INSTRUCTION :: Where a line in the listing below contains the word "reaper", copy that line.

RAW DATA ::
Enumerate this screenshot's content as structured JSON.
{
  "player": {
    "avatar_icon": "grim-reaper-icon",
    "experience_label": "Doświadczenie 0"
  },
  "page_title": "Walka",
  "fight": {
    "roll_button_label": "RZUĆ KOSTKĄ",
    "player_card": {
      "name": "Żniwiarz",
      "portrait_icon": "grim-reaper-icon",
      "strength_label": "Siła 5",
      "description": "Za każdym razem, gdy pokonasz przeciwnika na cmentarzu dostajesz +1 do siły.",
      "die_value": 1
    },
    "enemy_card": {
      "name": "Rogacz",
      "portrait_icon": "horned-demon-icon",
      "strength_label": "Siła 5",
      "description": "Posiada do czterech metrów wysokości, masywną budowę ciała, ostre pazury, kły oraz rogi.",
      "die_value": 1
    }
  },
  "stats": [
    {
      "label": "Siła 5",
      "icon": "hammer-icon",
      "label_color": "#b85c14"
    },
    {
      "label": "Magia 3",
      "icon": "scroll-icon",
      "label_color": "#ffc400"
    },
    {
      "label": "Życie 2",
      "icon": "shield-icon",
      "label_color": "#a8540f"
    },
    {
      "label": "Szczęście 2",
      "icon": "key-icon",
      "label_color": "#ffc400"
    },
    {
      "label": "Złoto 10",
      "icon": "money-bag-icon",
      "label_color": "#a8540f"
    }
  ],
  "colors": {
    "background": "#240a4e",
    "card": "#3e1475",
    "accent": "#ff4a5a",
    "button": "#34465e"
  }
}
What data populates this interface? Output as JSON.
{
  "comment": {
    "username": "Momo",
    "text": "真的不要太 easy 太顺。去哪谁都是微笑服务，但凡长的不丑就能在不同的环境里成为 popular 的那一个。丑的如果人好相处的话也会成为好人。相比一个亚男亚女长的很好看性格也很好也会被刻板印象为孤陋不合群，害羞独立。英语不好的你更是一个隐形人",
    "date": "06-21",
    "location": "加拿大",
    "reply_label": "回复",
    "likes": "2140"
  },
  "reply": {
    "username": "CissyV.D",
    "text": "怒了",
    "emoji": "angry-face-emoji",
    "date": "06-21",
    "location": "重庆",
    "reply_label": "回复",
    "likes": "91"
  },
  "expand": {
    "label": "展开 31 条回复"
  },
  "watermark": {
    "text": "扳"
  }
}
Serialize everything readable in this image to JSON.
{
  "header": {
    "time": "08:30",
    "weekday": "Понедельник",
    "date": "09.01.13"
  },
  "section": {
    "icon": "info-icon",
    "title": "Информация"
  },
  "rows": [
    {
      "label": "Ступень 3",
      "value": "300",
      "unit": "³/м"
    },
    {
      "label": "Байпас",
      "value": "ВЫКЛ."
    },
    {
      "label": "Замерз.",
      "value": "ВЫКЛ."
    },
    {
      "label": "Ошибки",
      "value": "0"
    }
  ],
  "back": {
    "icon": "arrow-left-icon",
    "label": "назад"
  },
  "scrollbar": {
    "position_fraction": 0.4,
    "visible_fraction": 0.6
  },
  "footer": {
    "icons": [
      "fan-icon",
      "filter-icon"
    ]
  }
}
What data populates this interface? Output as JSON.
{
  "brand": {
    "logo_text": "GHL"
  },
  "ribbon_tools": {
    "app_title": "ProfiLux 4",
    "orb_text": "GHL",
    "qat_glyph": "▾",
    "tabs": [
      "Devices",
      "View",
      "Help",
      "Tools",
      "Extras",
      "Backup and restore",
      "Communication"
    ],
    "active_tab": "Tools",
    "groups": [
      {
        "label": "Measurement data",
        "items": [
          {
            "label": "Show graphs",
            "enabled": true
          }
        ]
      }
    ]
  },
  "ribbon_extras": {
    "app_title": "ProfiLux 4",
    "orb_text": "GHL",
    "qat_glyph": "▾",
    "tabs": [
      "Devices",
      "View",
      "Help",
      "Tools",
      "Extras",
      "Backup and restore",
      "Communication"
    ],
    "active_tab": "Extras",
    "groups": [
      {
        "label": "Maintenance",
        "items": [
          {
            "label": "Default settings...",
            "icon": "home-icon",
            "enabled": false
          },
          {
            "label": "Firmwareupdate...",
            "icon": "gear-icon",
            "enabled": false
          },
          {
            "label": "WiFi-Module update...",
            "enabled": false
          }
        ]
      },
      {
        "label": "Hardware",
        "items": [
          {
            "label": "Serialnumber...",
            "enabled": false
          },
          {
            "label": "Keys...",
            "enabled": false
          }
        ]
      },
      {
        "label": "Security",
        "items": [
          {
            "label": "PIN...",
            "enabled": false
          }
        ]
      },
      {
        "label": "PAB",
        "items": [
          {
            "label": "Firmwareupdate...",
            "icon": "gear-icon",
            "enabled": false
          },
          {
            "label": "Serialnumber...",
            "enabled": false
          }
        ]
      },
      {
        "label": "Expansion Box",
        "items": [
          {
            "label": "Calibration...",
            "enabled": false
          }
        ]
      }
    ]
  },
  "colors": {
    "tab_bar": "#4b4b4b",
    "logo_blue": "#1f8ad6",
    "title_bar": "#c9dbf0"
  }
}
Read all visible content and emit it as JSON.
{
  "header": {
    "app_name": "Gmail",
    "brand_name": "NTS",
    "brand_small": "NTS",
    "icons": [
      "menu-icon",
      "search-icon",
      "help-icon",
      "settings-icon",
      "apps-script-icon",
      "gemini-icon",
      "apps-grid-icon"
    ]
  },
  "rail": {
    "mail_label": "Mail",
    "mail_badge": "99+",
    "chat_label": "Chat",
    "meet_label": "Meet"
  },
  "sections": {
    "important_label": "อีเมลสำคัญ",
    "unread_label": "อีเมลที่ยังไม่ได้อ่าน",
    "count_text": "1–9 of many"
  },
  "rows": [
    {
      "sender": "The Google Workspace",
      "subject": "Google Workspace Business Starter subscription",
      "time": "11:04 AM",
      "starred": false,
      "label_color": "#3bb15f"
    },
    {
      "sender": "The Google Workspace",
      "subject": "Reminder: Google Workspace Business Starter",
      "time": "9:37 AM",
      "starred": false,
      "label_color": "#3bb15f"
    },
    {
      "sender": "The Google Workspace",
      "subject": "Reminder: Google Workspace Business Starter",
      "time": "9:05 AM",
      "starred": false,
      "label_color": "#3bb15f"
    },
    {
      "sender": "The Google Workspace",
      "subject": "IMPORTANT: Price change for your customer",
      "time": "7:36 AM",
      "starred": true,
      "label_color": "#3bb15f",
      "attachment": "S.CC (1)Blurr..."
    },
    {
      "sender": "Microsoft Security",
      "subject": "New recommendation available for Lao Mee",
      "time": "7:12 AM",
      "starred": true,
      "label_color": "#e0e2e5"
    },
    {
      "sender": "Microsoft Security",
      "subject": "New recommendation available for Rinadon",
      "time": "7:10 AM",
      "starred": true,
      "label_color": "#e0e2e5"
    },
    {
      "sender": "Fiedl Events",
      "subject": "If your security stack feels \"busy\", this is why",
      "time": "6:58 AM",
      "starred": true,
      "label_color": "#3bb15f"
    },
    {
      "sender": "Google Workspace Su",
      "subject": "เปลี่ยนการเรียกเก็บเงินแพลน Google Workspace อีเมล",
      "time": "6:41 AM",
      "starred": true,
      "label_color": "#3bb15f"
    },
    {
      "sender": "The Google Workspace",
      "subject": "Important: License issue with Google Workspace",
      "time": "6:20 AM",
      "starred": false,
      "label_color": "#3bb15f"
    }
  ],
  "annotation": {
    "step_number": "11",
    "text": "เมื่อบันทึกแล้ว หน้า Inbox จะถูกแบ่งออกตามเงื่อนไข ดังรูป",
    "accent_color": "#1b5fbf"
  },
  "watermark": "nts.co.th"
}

FULL RESPONSE ::
    "avatar_icon": "grim-reaper-icon",
      "portrait_icon": "grim-reaper-icon",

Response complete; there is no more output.